Omit the images. Copy each entry word for word.

[BEGIN]

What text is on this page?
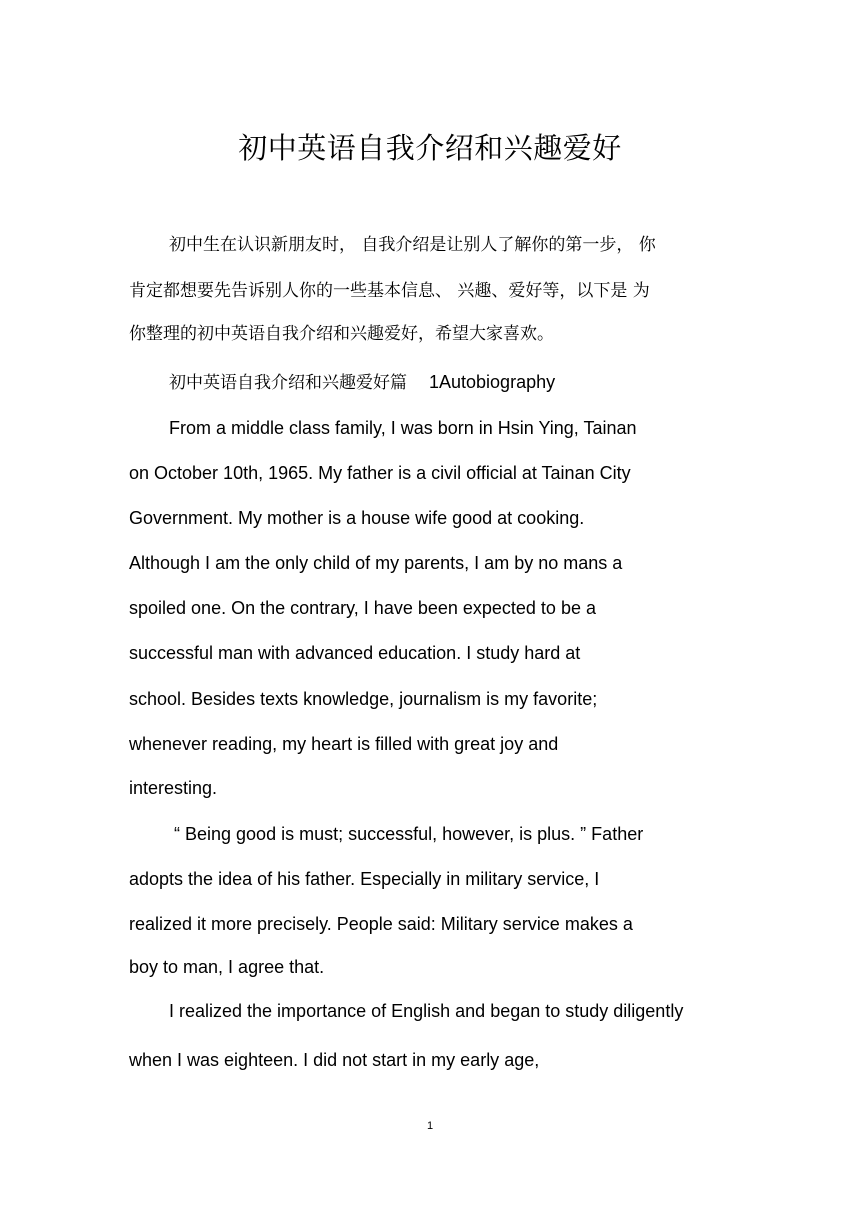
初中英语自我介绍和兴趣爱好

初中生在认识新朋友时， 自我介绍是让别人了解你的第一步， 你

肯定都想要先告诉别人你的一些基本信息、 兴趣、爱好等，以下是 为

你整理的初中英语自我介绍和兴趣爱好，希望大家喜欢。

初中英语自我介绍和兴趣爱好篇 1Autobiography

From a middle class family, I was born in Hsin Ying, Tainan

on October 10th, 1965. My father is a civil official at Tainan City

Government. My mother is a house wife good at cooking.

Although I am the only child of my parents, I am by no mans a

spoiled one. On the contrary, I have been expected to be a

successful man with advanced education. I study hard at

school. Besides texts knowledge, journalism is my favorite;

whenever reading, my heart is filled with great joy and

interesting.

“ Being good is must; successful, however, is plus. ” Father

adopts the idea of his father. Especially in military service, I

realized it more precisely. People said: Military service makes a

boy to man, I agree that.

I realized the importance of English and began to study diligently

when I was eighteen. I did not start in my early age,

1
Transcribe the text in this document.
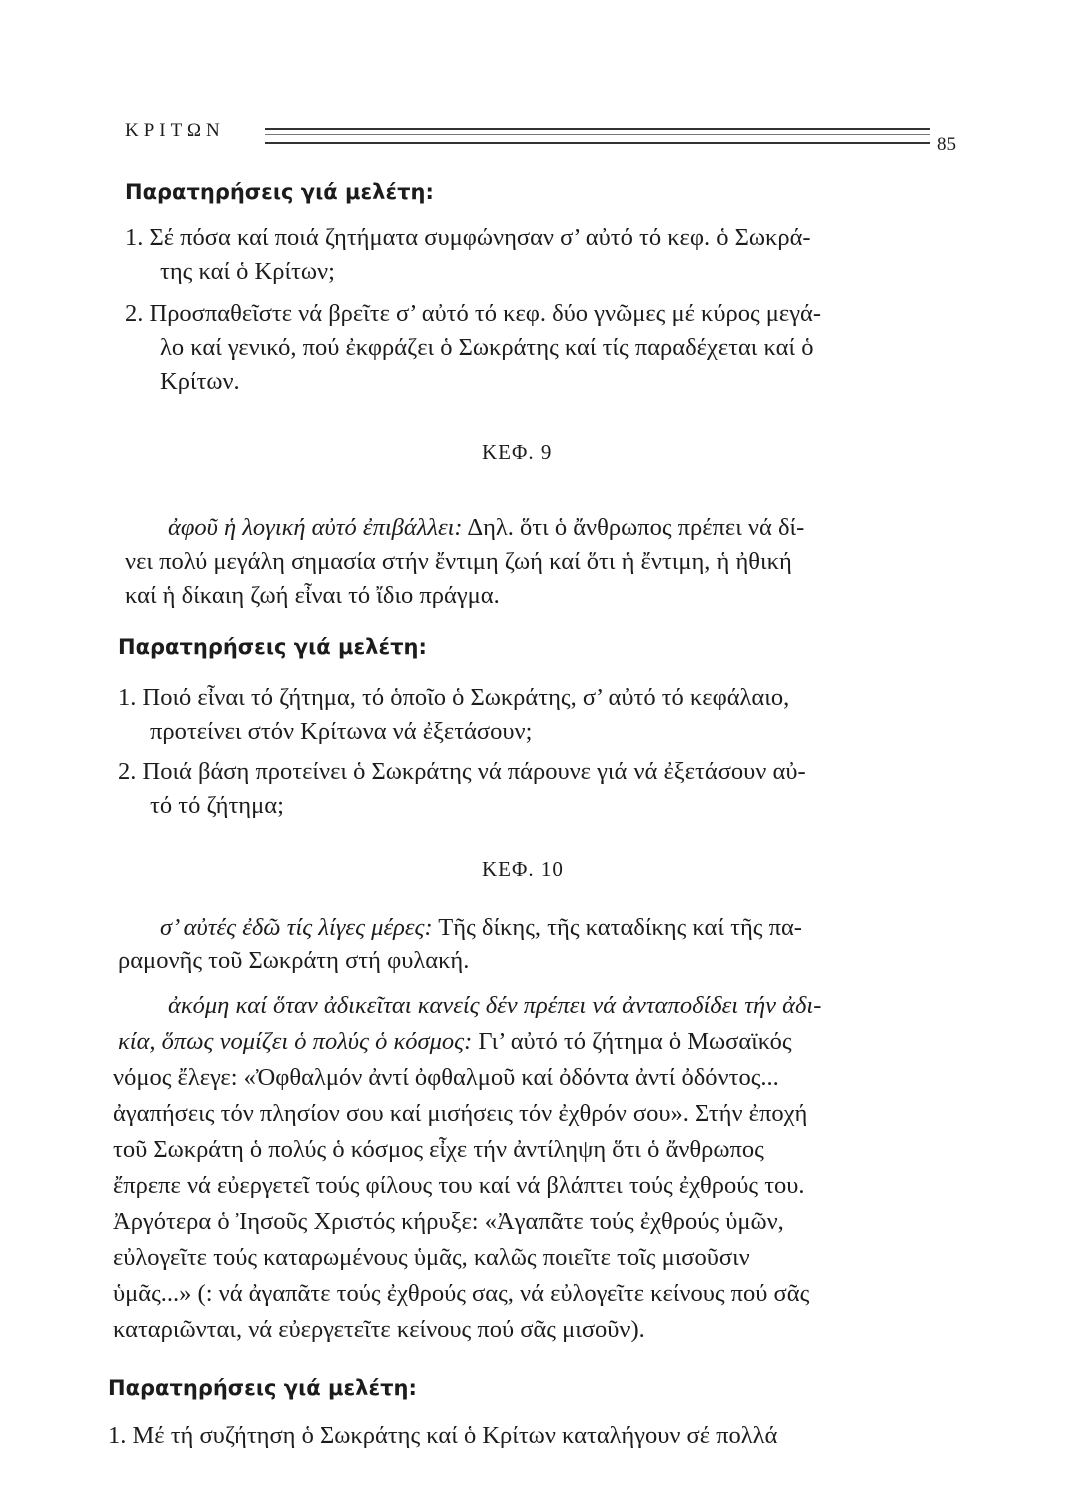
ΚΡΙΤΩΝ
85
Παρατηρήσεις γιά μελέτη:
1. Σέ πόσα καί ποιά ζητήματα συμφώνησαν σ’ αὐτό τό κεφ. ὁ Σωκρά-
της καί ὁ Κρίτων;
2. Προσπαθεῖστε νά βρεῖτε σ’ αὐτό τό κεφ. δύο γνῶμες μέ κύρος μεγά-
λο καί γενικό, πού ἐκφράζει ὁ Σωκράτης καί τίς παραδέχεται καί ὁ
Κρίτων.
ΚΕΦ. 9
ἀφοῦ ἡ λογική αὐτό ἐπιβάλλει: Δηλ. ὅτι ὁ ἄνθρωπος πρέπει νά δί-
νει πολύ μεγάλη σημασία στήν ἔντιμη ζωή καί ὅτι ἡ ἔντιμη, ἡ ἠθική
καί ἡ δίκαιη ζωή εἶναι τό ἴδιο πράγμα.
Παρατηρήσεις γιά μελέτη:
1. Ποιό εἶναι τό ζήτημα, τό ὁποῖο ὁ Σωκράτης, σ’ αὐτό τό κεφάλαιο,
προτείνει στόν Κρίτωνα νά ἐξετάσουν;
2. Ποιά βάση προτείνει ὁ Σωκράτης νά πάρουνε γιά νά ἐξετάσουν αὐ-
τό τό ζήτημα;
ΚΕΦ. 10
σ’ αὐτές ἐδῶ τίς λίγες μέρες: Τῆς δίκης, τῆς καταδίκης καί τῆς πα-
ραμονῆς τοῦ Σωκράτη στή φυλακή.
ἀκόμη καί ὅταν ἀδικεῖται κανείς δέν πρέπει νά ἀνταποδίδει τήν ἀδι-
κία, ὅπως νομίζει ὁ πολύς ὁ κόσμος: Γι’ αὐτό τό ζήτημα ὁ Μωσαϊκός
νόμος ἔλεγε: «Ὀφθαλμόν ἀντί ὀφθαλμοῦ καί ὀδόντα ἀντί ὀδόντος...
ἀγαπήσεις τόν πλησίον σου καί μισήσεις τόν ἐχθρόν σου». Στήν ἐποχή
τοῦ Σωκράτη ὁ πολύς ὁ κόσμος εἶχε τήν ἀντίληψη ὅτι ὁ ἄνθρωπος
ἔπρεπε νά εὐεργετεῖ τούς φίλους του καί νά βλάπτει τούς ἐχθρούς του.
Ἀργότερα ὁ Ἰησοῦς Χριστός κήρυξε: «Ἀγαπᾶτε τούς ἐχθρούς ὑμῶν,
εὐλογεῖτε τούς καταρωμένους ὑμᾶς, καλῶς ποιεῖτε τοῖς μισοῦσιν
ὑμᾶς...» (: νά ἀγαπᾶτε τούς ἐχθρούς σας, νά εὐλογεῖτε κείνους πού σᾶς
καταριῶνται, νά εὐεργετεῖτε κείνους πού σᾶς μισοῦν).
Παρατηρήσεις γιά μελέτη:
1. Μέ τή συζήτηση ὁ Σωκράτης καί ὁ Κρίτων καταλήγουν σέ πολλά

[END]

- _WRITTEN REPLY_
What text is on this page?
初中英语自我介绍和兴趣爱好

初中生在认识新朋友时， 自我介绍是让别人了解你的第一步， 你

肯定都想要先告诉别人你的一些基本信息、 兴趣、爱好等，以下是 为

你整理的初中英语自我介绍和兴趣爱好，希望大家喜欢。

初中英语自我介绍和兴趣爱好篇 1Autobiography

From a middle class family, I was born in Hsin Ying, Tainan

on October 10th, 1965. My father is a civil official at Tainan City

Government. My mother is a house wife good at cooking.

Although I am the only child of my parents, I am by no mans a

spoiled one. On the contrary, I have been expected to be a

successful man with advanced education. I study hard at

school. Besides texts knowledge, journalism is my favorite;

whenever reading, my heart is filled with great joy and

interesting.

“ Being good is must; successful, however, is plus. ” Father

adopts the idea of his father. Especially in military service, I

realized it more precisely. People said: Military service makes a

boy to man, I agree that.

I realized the importance of English and began to study diligently

when I was eighteen. I did not start in my early age,

1
Transcribe the text in this document.
ΚΡΙΤΩΝ
85
Παρατηρήσεις γιά μελέτη:
1. Σέ πόσα καί ποιά ζητήματα συμφώνησαν σ’ αὐτό τό κεφ. ὁ Σωκρά-
της καί ὁ Κρίτων;
2. Προσπαθεῖστε νά βρεῖτε σ’ αὐτό τό κεφ. δύο γνῶμες μέ κύρος μεγά-
λο καί γενικό, πού ἐκφράζει ὁ Σωκράτης καί τίς παραδέχεται καί ὁ
Κρίτων.
ΚΕΦ. 9
ἀφοῦ ἡ λογική αὐτό ἐπιβάλλει: Δηλ. ὅτι ὁ ἄνθρωπος πρέπει νά δί-
νει πολύ μεγάλη σημασία στήν ἔντιμη ζωή καί ὅτι ἡ ἔντιμη, ἡ ἠθική
καί ἡ δίκαιη ζωή εἶναι τό ἴδιο πράγμα.
Παρατηρήσεις γιά μελέτη:
1. Ποιό εἶναι τό ζήτημα, τό ὁποῖο ὁ Σωκράτης, σ’ αὐτό τό κεφάλαιο,
προτείνει στόν Κρίτωνα νά ἐξετάσουν;
2. Ποιά βάση προτείνει ὁ Σωκράτης νά πάρουνε γιά νά ἐξετάσουν αὐ-
τό τό ζήτημα;
ΚΕΦ. 10
σ’ αὐτές ἐδῶ τίς λίγες μέρες: Τῆς δίκης, τῆς καταδίκης καί τῆς πα-
ραμονῆς τοῦ Σωκράτη στή φυλακή.
ἀκόμη καί ὅταν ἀδικεῖται κανείς δέν πρέπει νά ἀνταποδίδει τήν ἀδι-
κία, ὅπως νομίζει ὁ πολύς ὁ κόσμος: Γι’ αὐτό τό ζήτημα ὁ Μωσαϊκός
νόμος ἔλεγε: «Ὀφθαλμόν ἀντί ὀφθαλμοῦ καί ὀδόντα ἀντί ὀδόντος...
ἀγαπήσεις τόν πλησίον σου καί μισήσεις τόν ἐχθρόν σου». Στήν ἐποχή
τοῦ Σωκράτη ὁ πολύς ὁ κόσμος εἶχε τήν ἀντίληψη ὅτι ὁ ἄνθρωπος
ἔπρεπε νά εὐεργετεῖ τούς φίλους του καί νά βλάπτει τούς ἐχθρούς του.
Ἀργότερα ὁ Ἰησοῦς Χριστός κήρυξε: «Ἀγαπᾶτε τούς ἐχθρούς ὑμῶν,
εὐλογεῖτε τούς καταρωμένους ὑμᾶς, καλῶς ποιεῖτε τοῖς μισοῦσιν
ὑμᾶς...» (: νά ἀγαπᾶτε τούς ἐχθρούς σας, νά εὐλογεῖτε κείνους πού σᾶς
καταριῶνται, νά εὐεργετεῖτε κείνους πού σᾶς μισοῦν).
Παρατηρήσεις γιά μελέτη:
1. Μέ τή συζήτηση ὁ Σωκράτης καί ὁ Κρίτων καταλήγουν σέ πολλά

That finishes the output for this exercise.